DATASET RECORDS:
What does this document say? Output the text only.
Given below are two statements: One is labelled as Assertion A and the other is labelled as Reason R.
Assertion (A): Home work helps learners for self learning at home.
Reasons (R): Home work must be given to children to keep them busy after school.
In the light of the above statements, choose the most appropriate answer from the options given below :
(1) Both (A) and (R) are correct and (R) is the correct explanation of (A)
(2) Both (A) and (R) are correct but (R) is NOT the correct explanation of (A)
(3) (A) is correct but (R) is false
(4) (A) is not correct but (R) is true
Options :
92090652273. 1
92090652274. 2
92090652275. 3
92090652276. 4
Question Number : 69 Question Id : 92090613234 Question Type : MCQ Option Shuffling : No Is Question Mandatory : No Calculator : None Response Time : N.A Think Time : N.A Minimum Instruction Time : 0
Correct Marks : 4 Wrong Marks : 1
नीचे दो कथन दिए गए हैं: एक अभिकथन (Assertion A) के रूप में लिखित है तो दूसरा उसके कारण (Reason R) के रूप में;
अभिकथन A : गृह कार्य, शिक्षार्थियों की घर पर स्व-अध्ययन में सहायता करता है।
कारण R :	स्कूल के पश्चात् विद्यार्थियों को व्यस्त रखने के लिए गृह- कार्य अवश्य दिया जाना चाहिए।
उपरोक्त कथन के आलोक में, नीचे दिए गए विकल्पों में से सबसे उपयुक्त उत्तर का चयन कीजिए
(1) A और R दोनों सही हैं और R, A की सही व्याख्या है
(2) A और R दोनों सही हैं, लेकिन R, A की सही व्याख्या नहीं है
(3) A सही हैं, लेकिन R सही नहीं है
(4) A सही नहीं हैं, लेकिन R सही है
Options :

REQUIRED TASK: Which lines above contain the word "below"? Copy each of them.

RESPONSE TO THIS TASK:
Given below are two statements: One is labelled as Assertion A and the other is labelled as Reason R.
In the light of the above statements, choose the most appropriate answer from the options given below :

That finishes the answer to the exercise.